[Extracted records]
•••••

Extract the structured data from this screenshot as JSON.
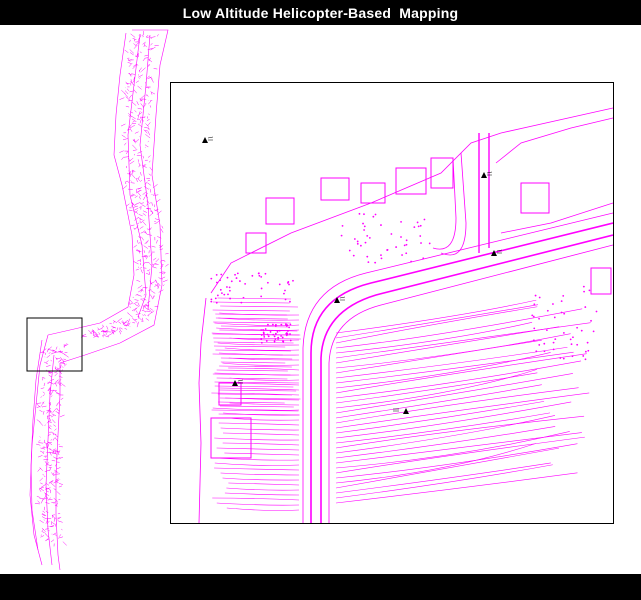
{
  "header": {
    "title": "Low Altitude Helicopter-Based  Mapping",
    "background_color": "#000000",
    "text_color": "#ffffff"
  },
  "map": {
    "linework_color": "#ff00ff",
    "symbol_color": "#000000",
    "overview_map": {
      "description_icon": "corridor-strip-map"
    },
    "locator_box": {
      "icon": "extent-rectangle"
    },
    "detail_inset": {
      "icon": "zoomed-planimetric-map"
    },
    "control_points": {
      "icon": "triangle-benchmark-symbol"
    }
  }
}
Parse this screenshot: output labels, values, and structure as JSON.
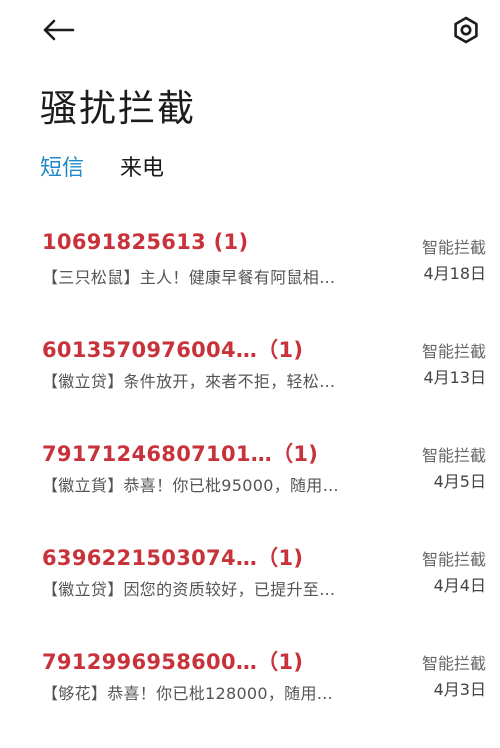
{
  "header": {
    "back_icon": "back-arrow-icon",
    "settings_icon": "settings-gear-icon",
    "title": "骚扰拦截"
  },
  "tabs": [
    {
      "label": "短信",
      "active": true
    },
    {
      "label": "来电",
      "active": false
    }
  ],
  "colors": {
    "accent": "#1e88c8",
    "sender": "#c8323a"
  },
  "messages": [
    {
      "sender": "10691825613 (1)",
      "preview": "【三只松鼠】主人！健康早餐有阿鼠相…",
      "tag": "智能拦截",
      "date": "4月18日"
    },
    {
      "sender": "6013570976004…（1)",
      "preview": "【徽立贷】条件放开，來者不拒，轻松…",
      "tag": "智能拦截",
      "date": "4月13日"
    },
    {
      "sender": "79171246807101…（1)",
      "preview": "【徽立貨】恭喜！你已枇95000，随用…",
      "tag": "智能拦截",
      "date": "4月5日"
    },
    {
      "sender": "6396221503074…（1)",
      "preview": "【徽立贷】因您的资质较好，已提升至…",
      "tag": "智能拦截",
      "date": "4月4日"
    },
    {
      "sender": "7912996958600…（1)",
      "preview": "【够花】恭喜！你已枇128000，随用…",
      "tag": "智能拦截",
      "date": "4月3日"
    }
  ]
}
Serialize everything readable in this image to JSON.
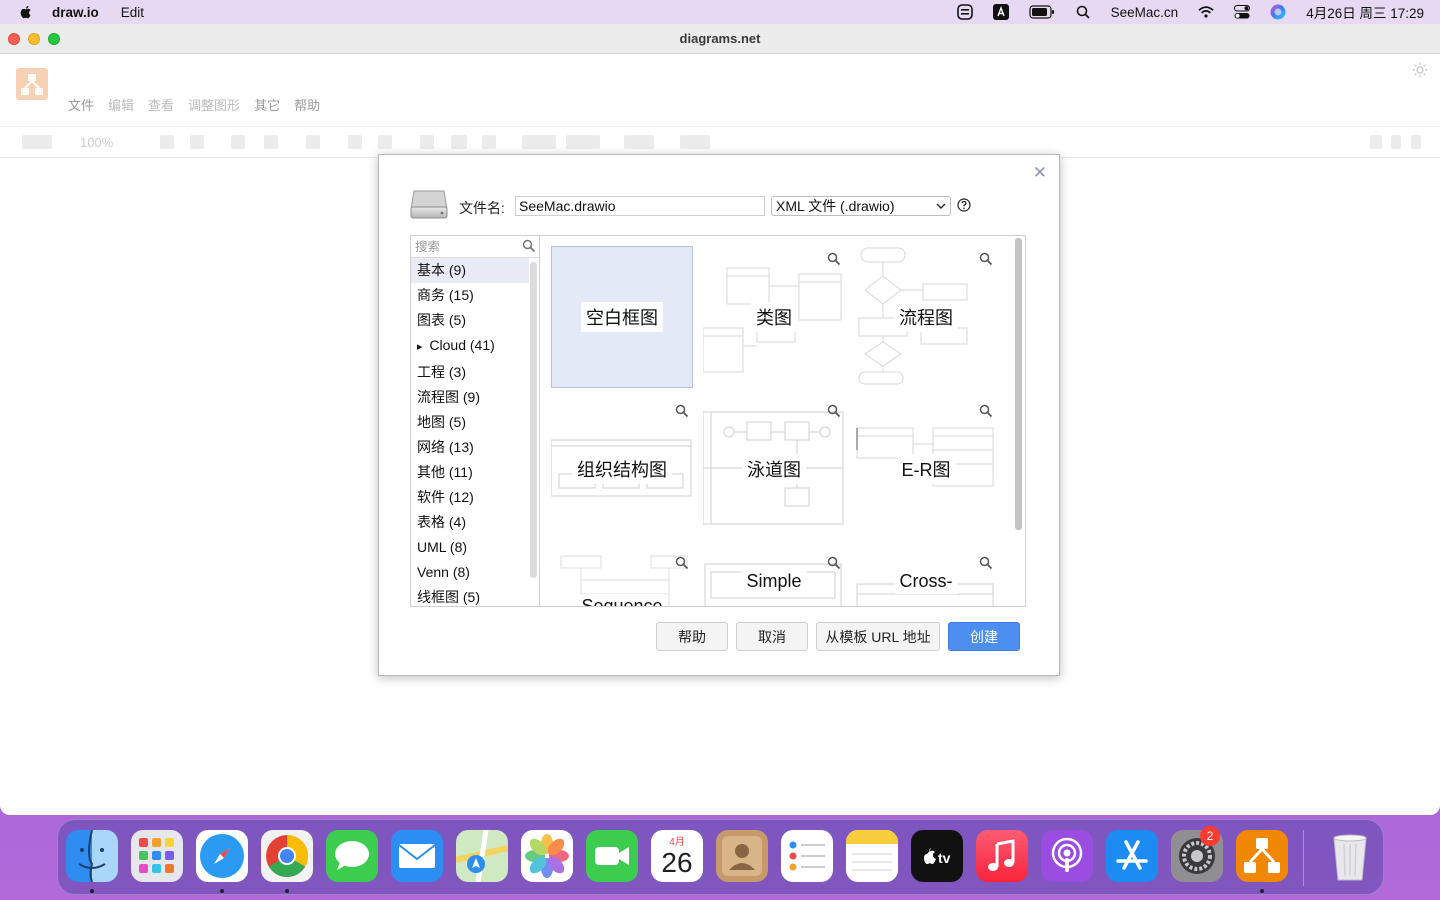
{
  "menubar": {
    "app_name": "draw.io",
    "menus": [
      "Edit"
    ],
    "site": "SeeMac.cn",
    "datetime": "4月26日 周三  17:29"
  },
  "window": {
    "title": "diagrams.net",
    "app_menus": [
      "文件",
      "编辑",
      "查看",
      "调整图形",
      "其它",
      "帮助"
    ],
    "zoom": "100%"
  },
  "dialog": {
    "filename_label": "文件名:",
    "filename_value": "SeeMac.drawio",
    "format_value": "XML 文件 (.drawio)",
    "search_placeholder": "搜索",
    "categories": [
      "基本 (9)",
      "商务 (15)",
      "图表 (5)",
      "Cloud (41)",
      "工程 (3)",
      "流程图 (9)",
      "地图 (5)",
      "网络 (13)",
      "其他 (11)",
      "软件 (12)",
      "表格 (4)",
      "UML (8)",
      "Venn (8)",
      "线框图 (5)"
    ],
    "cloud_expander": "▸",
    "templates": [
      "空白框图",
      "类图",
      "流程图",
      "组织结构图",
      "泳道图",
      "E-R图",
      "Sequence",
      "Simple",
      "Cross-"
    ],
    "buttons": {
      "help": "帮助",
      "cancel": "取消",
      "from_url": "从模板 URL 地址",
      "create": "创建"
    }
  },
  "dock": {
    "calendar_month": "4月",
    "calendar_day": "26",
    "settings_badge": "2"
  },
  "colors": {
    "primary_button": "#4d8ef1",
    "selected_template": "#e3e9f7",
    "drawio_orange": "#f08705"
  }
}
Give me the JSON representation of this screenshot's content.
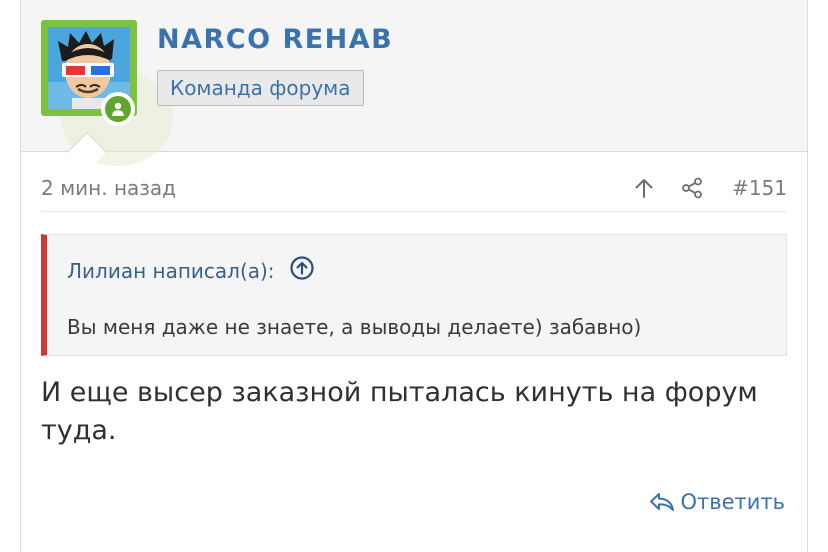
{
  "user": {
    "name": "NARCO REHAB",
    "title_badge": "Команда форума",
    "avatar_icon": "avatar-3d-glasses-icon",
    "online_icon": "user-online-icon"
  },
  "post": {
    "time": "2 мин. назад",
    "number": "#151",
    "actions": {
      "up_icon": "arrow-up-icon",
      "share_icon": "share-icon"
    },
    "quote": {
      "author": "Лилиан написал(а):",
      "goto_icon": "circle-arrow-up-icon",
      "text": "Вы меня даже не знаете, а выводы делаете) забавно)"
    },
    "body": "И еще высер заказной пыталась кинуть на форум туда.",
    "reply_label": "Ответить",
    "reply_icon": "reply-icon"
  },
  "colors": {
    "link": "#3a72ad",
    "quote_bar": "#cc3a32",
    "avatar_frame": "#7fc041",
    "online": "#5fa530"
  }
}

•••••

*Exercise task*
Quote every record above exactly, leaving out any pictures.

*Output of the exercise*
Extract the structured data from this screenshot as JSON.
{
  "header": {
    "title": "Low Altitude Helicopter-Based  Mapping",
    "background_color": "#000000",
    "text_color": "#ffffff"
  },
  "map": {
    "linework_color": "#ff00ff",
    "symbol_color": "#000000",
    "overview_map": {
      "description_icon": "corridor-strip-map"
    },
    "locator_box": {
      "icon": "extent-rectangle"
    },
    "detail_inset": {
      "icon": "zoomed-planimetric-map"
    },
    "control_points": {
      "icon": "triangle-benchmark-symbol"
    }
  }
}
Parse this screenshot: output labels, values, and structure as JSON.
{
  "header": {
    "back_icon": "back-arrow-icon",
    "settings_icon": "settings-gear-icon",
    "title": "骚扰拦截"
  },
  "tabs": [
    {
      "label": "短信",
      "active": true
    },
    {
      "label": "来电",
      "active": false
    }
  ],
  "colors": {
    "accent": "#1e88c8",
    "sender": "#c8323a"
  },
  "messages": [
    {
      "sender": "10691825613 (1)",
      "preview": "【三只松鼠】主人！健康早餐有阿鼠相…",
      "tag": "智能拦截",
      "date": "4月18日"
    },
    {
      "sender": "6013570976004…（1)",
      "preview": "【徽立贷】条件放开，來者不拒，轻松…",
      "tag": "智能拦截",
      "date": "4月13日"
    },
    {
      "sender": "79171246807101…（1)",
      "preview": "【徽立貨】恭喜！你已枇95000，随用…",
      "tag": "智能拦截",
      "date": "4月5日"
    },
    {
      "sender": "6396221503074…（1)",
      "preview": "【徽立贷】因您的资质较好，已提升至…",
      "tag": "智能拦截",
      "date": "4月4日"
    },
    {
      "sender": "7912996958600…（1)",
      "preview": "【够花】恭喜！你已枇128000，随用…",
      "tag": "智能拦截",
      "date": "4月3日"
    }
  ]
}
Serialize everything readable in this image to JSON.
{
  "menubar": {
    "app_name": "draw.io",
    "menus": [
      "Edit"
    ],
    "site": "SeeMac.cn",
    "datetime": "4月26日 周三  17:29"
  },
  "window": {
    "title": "diagrams.net",
    "app_menus": [
      "文件",
      "编辑",
      "查看",
      "调整图形",
      "其它",
      "帮助"
    ],
    "zoom": "100%"
  },
  "dialog": {
    "filename_label": "文件名:",
    "filename_value": "SeeMac.drawio",
    "format_value": "XML 文件 (.drawio)",
    "search_placeholder": "搜索",
    "categories": [
      "基本 (9)",
      "商务 (15)",
      "图表 (5)",
      "Cloud (41)",
      "工程 (3)",
      "流程图 (9)",
      "地图 (5)",
      "网络 (13)",
      "其他 (11)",
      "软件 (12)",
      "表格 (4)",
      "UML (8)",
      "Venn (8)",
      "线框图 (5)"
    ],
    "cloud_expander": "▸",
    "templates": [
      "空白框图",
      "类图",
      "流程图",
      "组织结构图",
      "泳道图",
      "E-R图",
      "Sequence",
      "Simple",
      "Cross-"
    ],
    "buttons": {
      "help": "帮助",
      "cancel": "取消",
      "from_url": "从模板 URL 地址",
      "create": "创建"
    }
  },
  "dock": {
    "calendar_month": "4月",
    "calendar_day": "26",
    "settings_badge": "2"
  },
  "colors": {
    "primary_button": "#4d8ef1",
    "selected_template": "#e3e9f7",
    "drawio_orange": "#f08705"
  }
}
Give me the JSON representation of this screenshot's content.
{
  "user": {
    "name": "NARCO REHAB",
    "title_badge": "Команда форума",
    "avatar_icon": "avatar-3d-glasses-icon",
    "online_icon": "user-online-icon"
  },
  "post": {
    "time": "2 мин. назад",
    "number": "#151",
    "actions": {
      "up_icon": "arrow-up-icon",
      "share_icon": "share-icon"
    },
    "quote": {
      "author": "Лилиан написал(а):",
      "goto_icon": "circle-arrow-up-icon",
      "text": "Вы меня даже не знаете, а выводы делаете) забавно)"
    },
    "body": "И еще высер заказной пыталась кинуть на форум туда.",
    "reply_label": "Ответить",
    "reply_icon": "reply-icon"
  },
  "colors": {
    "link": "#3a72ad",
    "quote_bar": "#cc3a32",
    "avatar_frame": "#7fc041",
    "online": "#5fa530"
  }
}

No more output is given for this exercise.